• [Problem requirements]
Can you find the lines of the listing that include "ボーナス前の一時的な資金不足を補うため" and copy every one?

• [Source records]
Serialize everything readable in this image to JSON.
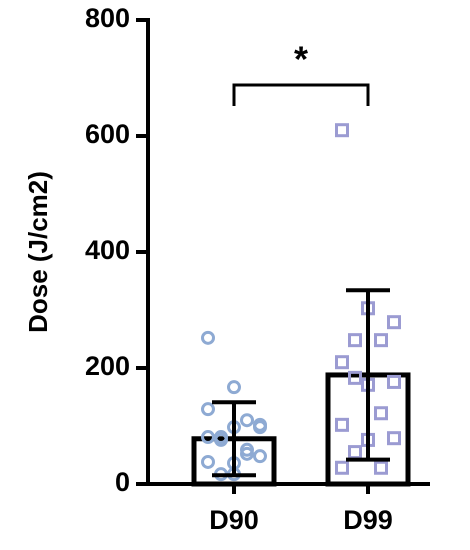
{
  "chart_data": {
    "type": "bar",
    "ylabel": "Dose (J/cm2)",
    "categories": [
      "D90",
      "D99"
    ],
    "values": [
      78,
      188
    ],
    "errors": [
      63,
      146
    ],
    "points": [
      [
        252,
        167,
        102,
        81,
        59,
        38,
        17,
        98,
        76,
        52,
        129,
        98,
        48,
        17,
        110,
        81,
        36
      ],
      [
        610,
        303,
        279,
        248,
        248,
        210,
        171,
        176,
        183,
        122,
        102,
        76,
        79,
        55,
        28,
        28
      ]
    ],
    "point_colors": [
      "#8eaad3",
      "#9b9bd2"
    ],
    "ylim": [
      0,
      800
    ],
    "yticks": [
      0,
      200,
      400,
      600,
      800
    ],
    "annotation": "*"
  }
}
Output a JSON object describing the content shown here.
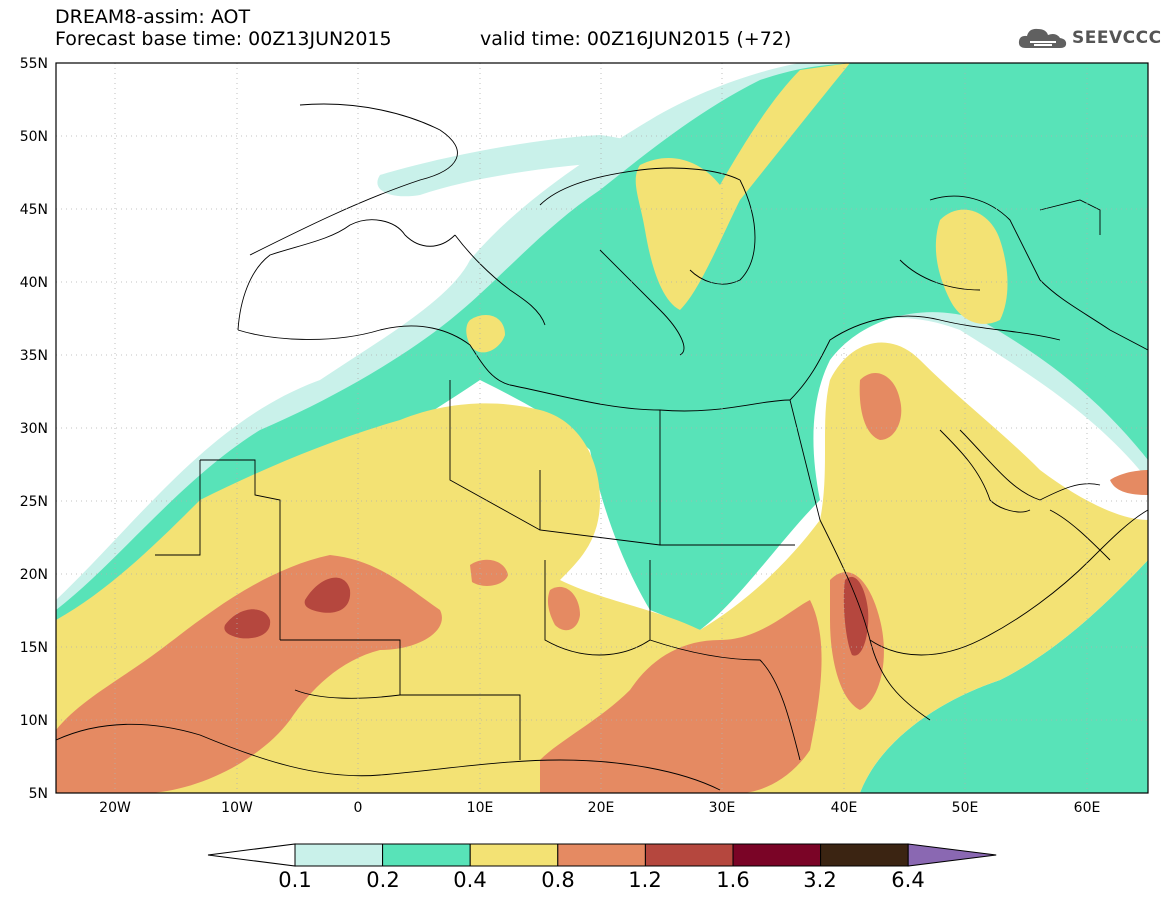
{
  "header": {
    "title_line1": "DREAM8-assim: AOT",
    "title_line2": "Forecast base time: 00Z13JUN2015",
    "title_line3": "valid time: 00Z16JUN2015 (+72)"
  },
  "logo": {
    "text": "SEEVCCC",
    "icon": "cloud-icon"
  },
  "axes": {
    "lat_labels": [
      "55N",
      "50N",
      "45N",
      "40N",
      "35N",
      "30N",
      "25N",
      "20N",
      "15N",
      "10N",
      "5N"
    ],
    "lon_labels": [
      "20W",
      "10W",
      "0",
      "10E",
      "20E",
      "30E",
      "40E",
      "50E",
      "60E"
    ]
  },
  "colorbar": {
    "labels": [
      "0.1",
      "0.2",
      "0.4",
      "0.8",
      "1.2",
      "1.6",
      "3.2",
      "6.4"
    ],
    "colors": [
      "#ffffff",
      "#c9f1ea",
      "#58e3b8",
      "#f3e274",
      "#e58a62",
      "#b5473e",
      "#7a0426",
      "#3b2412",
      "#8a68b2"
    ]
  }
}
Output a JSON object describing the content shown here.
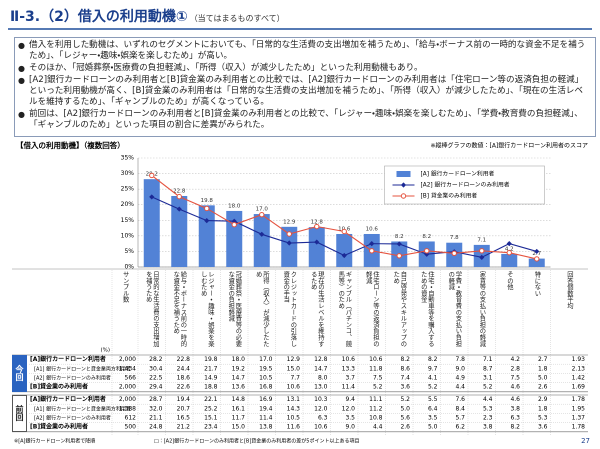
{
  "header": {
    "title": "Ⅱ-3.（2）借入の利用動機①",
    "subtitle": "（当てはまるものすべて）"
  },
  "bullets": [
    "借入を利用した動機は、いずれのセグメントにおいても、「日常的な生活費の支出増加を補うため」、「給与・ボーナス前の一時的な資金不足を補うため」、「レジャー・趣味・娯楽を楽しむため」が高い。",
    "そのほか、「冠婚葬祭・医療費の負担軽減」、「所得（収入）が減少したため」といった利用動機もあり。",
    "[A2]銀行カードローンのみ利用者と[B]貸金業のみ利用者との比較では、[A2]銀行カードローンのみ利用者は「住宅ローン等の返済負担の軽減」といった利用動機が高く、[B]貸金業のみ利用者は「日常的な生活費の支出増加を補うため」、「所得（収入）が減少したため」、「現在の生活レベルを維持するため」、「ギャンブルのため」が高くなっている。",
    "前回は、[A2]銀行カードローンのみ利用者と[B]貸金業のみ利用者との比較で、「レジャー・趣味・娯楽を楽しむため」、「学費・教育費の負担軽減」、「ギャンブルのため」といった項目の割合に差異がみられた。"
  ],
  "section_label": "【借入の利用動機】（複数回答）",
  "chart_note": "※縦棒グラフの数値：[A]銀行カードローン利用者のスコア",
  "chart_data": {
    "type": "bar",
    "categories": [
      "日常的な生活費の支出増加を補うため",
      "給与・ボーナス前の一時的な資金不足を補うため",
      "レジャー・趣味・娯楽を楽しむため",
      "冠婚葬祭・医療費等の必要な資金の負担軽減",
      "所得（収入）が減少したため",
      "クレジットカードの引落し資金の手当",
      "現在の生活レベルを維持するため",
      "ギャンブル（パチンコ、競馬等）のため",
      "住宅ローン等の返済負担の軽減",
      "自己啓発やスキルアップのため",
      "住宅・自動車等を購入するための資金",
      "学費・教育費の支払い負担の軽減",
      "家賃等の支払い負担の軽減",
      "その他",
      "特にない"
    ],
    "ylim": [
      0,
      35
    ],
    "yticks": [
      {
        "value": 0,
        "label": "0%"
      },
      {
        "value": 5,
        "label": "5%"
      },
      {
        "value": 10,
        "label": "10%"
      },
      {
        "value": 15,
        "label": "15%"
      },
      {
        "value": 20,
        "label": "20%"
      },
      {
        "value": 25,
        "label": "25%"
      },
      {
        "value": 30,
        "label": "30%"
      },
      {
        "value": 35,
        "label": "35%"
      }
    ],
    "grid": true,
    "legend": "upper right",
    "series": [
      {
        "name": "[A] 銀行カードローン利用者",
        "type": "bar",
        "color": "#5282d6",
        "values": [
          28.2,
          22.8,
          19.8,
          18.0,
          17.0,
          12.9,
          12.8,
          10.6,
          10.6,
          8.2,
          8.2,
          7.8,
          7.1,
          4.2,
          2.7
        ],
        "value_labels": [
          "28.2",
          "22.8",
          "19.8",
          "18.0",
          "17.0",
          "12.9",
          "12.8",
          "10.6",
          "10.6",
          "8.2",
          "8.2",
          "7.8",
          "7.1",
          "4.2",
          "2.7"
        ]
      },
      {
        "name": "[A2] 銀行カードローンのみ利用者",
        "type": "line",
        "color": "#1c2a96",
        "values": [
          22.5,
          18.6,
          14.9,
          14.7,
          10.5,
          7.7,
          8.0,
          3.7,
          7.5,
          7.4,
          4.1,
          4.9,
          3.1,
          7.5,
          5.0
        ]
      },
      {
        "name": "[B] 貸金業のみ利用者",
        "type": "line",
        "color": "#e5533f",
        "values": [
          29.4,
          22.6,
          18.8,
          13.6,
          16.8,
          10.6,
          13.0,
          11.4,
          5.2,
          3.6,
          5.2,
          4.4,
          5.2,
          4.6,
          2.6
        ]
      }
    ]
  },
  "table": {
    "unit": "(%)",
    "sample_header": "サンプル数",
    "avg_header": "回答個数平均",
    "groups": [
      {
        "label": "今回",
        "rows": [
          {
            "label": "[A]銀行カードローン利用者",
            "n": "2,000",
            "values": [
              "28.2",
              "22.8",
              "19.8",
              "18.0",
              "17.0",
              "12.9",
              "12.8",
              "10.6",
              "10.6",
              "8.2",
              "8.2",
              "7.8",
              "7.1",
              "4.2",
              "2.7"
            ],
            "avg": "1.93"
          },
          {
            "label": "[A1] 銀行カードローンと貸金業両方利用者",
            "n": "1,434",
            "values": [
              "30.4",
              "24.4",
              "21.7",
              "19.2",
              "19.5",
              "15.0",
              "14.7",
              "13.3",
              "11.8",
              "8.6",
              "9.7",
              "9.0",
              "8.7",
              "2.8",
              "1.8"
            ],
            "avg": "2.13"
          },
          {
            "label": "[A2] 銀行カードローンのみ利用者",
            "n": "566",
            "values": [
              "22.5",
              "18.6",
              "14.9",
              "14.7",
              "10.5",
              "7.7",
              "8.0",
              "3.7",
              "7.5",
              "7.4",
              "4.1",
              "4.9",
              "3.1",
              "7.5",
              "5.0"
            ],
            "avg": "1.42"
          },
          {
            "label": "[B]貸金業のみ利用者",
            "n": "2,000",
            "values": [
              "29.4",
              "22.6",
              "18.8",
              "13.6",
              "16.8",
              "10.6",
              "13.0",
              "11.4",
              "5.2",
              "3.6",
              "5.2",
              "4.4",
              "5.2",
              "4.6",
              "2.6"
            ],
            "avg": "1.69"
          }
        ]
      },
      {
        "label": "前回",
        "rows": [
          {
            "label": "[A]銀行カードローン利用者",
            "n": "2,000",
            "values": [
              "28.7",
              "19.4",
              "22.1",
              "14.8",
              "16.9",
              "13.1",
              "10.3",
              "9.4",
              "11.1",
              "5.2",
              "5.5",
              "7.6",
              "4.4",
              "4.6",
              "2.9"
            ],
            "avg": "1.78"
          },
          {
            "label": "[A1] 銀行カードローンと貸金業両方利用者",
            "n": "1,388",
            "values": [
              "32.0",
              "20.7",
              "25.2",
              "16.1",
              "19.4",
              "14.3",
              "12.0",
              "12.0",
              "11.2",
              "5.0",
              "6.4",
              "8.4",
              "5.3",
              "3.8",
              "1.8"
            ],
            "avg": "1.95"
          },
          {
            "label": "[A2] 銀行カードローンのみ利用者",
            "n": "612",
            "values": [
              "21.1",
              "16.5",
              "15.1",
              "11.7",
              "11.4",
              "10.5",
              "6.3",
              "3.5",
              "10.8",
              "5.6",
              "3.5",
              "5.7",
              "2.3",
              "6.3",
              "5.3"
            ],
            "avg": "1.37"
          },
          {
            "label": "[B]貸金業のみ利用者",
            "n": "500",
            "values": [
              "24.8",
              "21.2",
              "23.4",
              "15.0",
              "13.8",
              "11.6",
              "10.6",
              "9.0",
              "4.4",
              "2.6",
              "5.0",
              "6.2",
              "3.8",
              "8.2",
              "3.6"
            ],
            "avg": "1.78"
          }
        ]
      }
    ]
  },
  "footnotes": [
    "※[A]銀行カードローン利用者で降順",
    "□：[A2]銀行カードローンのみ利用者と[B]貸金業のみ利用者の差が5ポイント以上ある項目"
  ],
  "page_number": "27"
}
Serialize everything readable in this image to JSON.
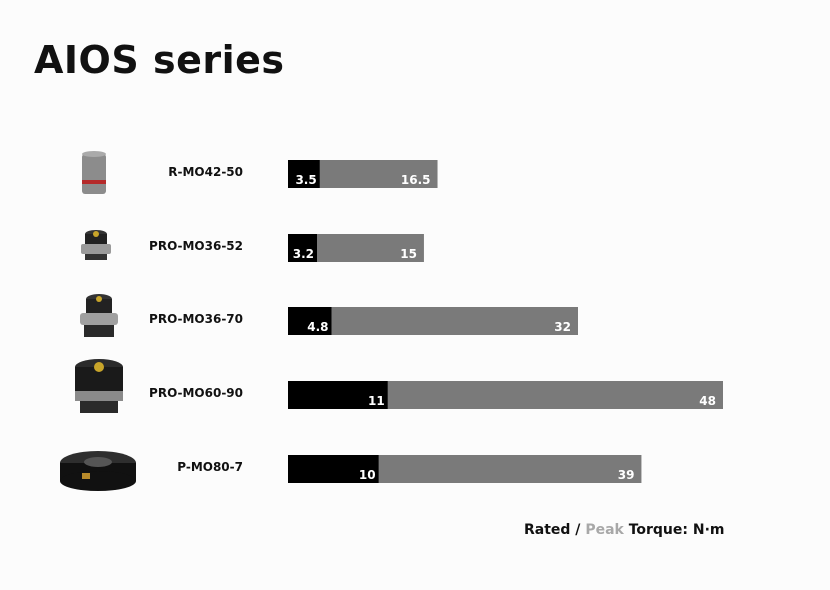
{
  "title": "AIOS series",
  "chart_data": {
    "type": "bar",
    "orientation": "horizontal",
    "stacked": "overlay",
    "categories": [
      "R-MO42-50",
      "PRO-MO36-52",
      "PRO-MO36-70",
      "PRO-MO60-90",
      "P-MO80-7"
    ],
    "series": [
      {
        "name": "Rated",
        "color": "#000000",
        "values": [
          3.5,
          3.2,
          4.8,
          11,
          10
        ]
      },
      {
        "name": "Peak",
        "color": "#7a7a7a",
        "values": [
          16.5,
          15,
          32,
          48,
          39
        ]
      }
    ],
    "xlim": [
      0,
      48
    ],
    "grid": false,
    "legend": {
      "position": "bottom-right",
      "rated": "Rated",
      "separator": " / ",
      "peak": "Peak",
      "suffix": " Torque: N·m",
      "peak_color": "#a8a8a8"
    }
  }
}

• [Result]
    "借入を利用した動機は、いずれのセグメントにおいても、「日常的な生活費の支出増加を補うため」、「給与・ボーナス前の一時的な資金不足を補うため」、「レジャー・趣味・娯楽を楽しむため」が高い。",
      "給与・ボーナス前の一時的な資金不足を補うため",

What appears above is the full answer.